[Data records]
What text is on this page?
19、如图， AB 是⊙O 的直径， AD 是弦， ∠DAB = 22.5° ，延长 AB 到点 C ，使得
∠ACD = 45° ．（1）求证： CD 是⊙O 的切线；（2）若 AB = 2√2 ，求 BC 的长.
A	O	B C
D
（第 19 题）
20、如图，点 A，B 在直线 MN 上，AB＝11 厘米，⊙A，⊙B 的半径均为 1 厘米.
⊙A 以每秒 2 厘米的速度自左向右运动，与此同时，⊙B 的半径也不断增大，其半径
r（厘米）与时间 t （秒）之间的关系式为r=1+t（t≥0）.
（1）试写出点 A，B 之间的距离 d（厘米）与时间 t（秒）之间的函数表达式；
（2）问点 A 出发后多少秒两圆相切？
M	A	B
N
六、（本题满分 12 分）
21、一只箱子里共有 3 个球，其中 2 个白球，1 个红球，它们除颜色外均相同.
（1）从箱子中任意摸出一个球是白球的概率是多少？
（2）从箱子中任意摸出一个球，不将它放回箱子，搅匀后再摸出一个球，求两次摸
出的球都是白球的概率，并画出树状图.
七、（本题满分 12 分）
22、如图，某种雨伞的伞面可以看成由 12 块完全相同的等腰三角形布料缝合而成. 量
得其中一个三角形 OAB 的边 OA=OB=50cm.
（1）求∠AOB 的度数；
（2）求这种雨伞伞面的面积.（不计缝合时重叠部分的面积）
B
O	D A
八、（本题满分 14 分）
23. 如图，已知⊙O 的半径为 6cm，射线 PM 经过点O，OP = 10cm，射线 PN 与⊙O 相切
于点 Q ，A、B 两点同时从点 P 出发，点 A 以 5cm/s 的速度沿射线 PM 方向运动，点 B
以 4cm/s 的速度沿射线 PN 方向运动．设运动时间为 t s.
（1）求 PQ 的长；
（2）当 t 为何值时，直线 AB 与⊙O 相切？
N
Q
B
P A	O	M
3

* Aim
From the entries, report each line that includes the word "的速度沿射线".

* Task result
于点 Q ，A、B 两点同时从点 P 出发，点 A 以 5cm/s 的速度沿射线 PM 方向运动，点 B
以 4cm/s 的速度沿射线 PN 方向运动．设运动时间为 t s.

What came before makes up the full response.